## Short task
In the records below, find the line containing "What data populates" and repeat it and every line after it exactly, without pictures.

[Stored entries]
-- Begin --

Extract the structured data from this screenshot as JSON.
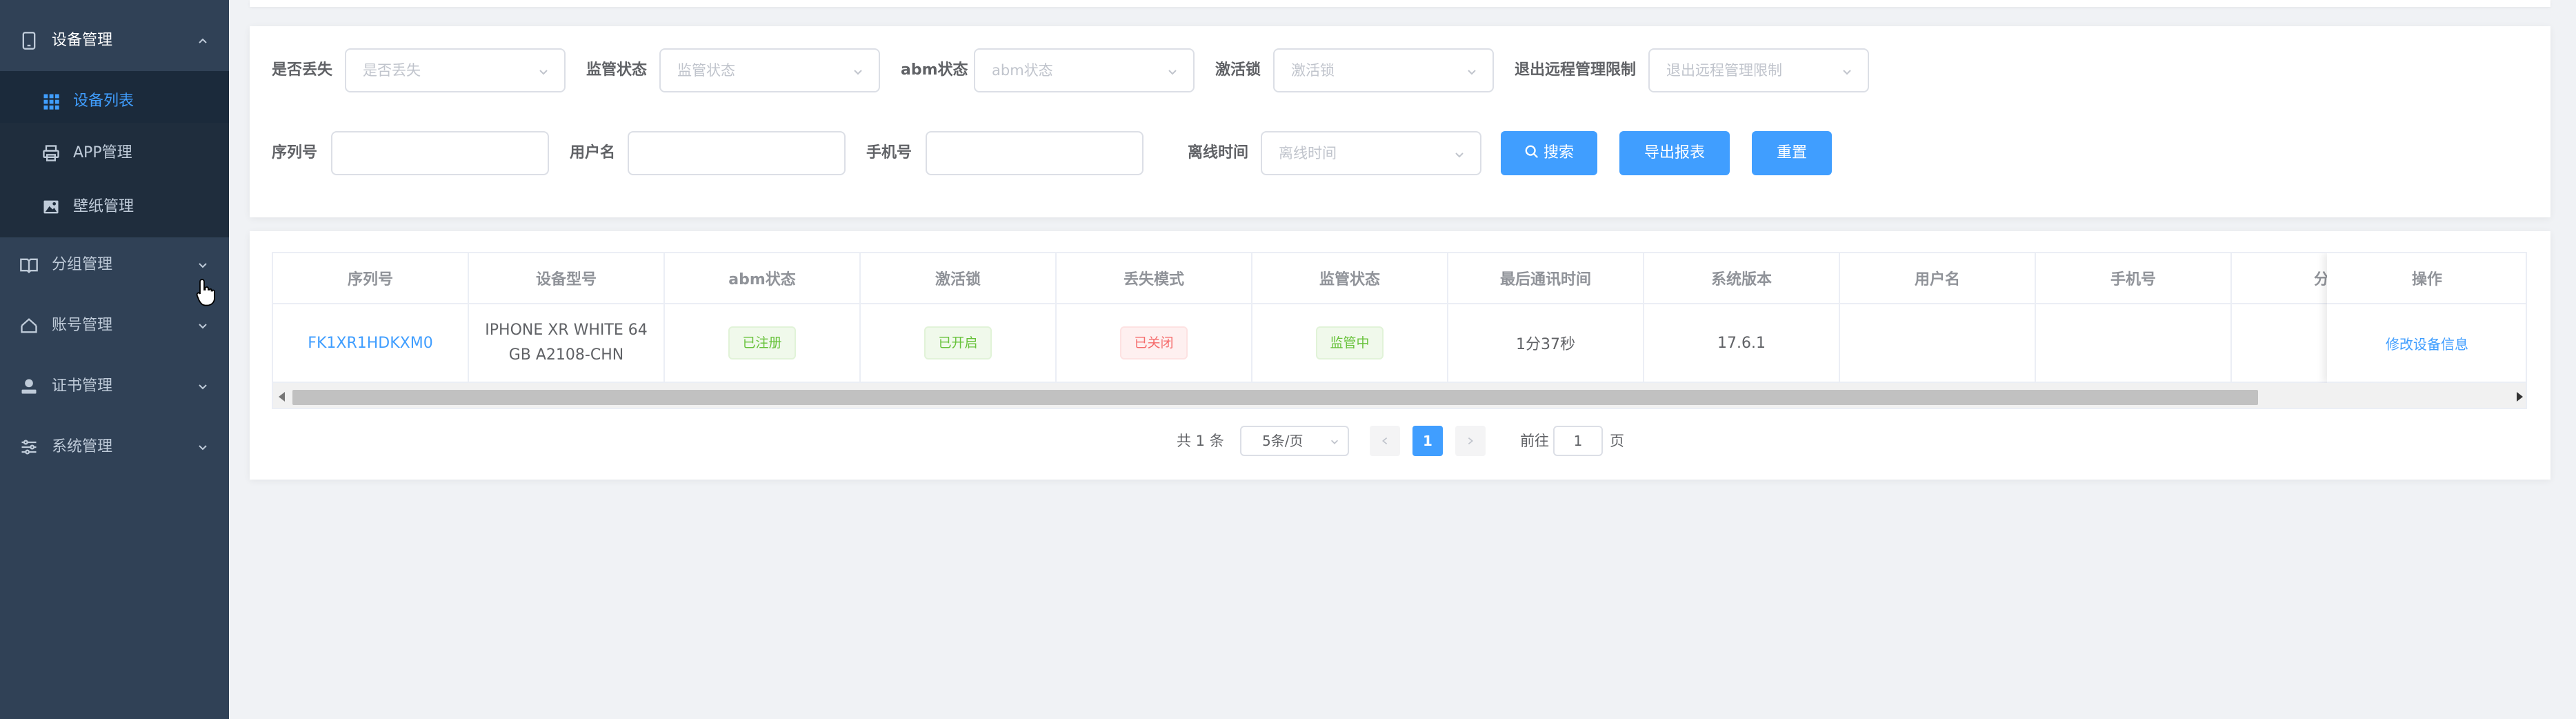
{
  "sidebar": {
    "device_mgmt": "设备管理",
    "device_list": "设备列表",
    "app_mgmt": "APP管理",
    "wallpaper_mgmt": "壁纸管理",
    "group_mgmt": "分组管理",
    "account_mgmt": "账号管理",
    "cert_mgmt": "证书管理",
    "system_mgmt": "系统管理"
  },
  "filters": {
    "lost": {
      "label": "是否丢失",
      "placeholder": "是否丢失"
    },
    "supervise": {
      "label": "监管状态",
      "placeholder": "监管状态"
    },
    "abm": {
      "label": "abm状态",
      "placeholder": "abm状态"
    },
    "activation_lock": {
      "label": "激活锁",
      "placeholder": "激活锁"
    },
    "exit_remote": {
      "label": "退出远程管理限制",
      "placeholder": "退出远程管理限制"
    },
    "serial": {
      "label": "序列号",
      "value": ""
    },
    "username": {
      "label": "用户名",
      "value": ""
    },
    "phone": {
      "label": "手机号",
      "value": ""
    },
    "offline_time": {
      "label": "离线时间",
      "placeholder": "离线时间"
    }
  },
  "buttons": {
    "search": "搜索",
    "export": "导出报表",
    "reset": "重置"
  },
  "table": {
    "columns": [
      "序列号",
      "设备型号",
      "abm状态",
      "激活锁",
      "丢失模式",
      "监管状态",
      "最后通讯时间",
      "系统版本",
      "用户名",
      "手机号",
      "分组"
    ],
    "action_column": "操作",
    "rows": [
      {
        "serial": "FK1XR1HDKXM0",
        "model": "IPHONE XR WHITE 64GB A2108-CHN",
        "abm": "已注册",
        "activation_lock": "已开启",
        "lost_mode": "已关闭",
        "supervise": "监管中",
        "last_comm": "1分37秒",
        "os_version": "17.6.1",
        "username": "",
        "phone": "",
        "group": "",
        "action": "修改设备信息"
      }
    ]
  },
  "pagination": {
    "total": "共 1 条",
    "page_size": "5条/页",
    "current_page": "1",
    "goto_prefix": "前往",
    "goto_value": "1",
    "goto_suffix": "页"
  },
  "colors": {
    "sidebar_bg": "#304156",
    "accent": "#409eff",
    "success": "#67c23a",
    "danger": "#f56c6c"
  }
}
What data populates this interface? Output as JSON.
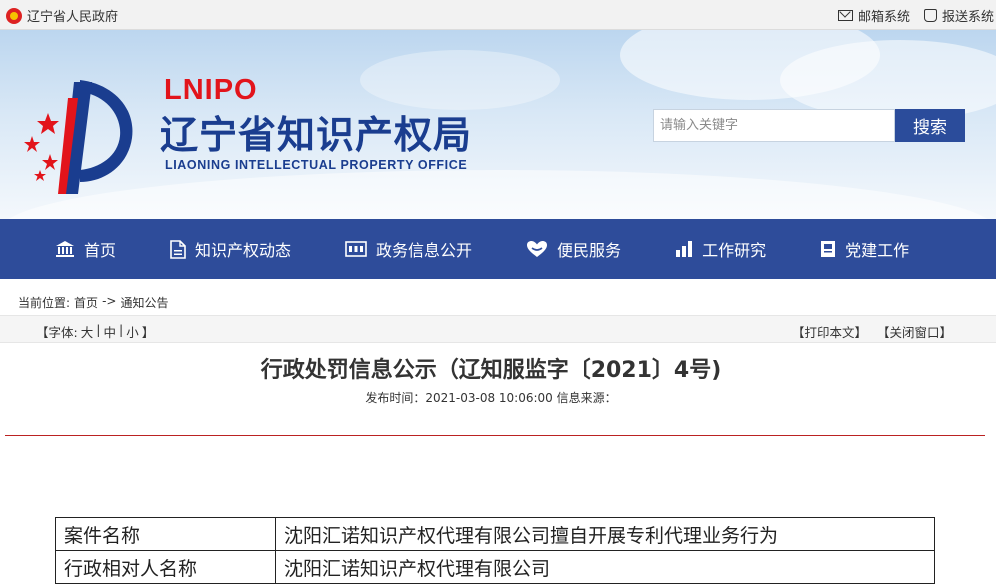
{
  "topbar": {
    "gov_link": "辽宁省人民政府",
    "mail_link": "邮箱系统",
    "submit_link": "报送系统"
  },
  "header": {
    "logo_abbr": "LNIPO",
    "site_name": "辽宁省知识产权局",
    "site_name_en": "LIAONING INTELLECTUAL PROPERTY OFFICE",
    "search_placeholder": "请输入关键字",
    "search_button": "搜索",
    "colors": {
      "brand_blue": "#2e4c9a",
      "logo_red": "#e2141b"
    }
  },
  "nav": [
    {
      "label": "首页",
      "icon": "bank-icon"
    },
    {
      "label": "知识产权动态",
      "icon": "document-icon"
    },
    {
      "label": "政务信息公开",
      "icon": "info-board-icon"
    },
    {
      "label": "便民服务",
      "icon": "heart-hands-icon"
    },
    {
      "label": "工作研究",
      "icon": "bar-chart-icon"
    },
    {
      "label": "党建工作",
      "icon": "flag-icon"
    }
  ],
  "breadcrumb": {
    "prefix": "当前位置:",
    "home": "首页",
    "sep": "->",
    "current": "通知公告"
  },
  "toolbar": {
    "font_label": "【字体:",
    "large": "大",
    "medium": "中",
    "small": "小",
    "font_end": "】",
    "bar1": "|",
    "bar2": "|",
    "print": "【打印本文】",
    "close": "【关闭窗口】"
  },
  "article": {
    "title": "行政处罚信息公示（辽知服监字〔2021〕4号)",
    "meta": "发布时间：2021-03-08 10:06:00 信息来源："
  },
  "table": {
    "rows": [
      {
        "key": "案件名称",
        "value": "沈阳汇诺知识产权代理有限公司擅自开展专利代理业务行为"
      },
      {
        "key": "行政相对人名称",
        "value": "沈阳汇诺知识产权代理有限公司"
      }
    ]
  }
}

-- End --

## Task output
What data populates this interface? Output as JSON.
{
  "topbar": {
    "gov_link": "辽宁省人民政府",
    "mail_link": "邮箱系统",
    "submit_link": "报送系统"
  },
  "header": {
    "logo_abbr": "LNIPO",
    "site_name": "辽宁省知识产权局",
    "site_name_en": "LIAONING INTELLECTUAL PROPERTY OFFICE",
    "search_placeholder": "请输入关键字",
    "search_button": "搜索",
    "colors": {
      "brand_blue": "#2e4c9a",
      "logo_red": "#e2141b"
    }
  },
  "nav": [
    {
      "label": "首页",
      "icon": "bank-icon"
    },
    {
      "label": "知识产权动态",
      "icon": "document-icon"
    },
    {
      "label": "政务信息公开",
      "icon": "info-board-icon"
    },
    {
      "label": "便民服务",
      "icon": "heart-hands-icon"
    },
    {
      "label": "工作研究",
      "icon": "bar-chart-icon"
    },
    {
      "label": "党建工作",
      "icon": "flag-icon"
    }
  ],
  "breadcrumb": {
    "prefix": "当前位置:",
    "home": "首页",
    "sep": "->",
    "current": "通知公告"
  },
  "toolbar": {
    "font_label": "【字体:",
    "large": "大",
    "medium": "中",
    "small": "小",
    "font_end": "】",
    "bar1": "|",
    "bar2": "|",
    "print": "【打印本文】",
    "close": "【关闭窗口】"
  },
  "article": {
    "title": "行政处罚信息公示（辽知服监字〔2021〕4号)",
    "meta": "发布时间：2021-03-08 10:06:00 信息来源："
  },
  "table": {
    "rows": [
      {
        "key": "案件名称",
        "value": "沈阳汇诺知识产权代理有限公司擅自开展专利代理业务行为"
      },
      {
        "key": "行政相对人名称",
        "value": "沈阳汇诺知识产权代理有限公司"
      }
    ]
  }
}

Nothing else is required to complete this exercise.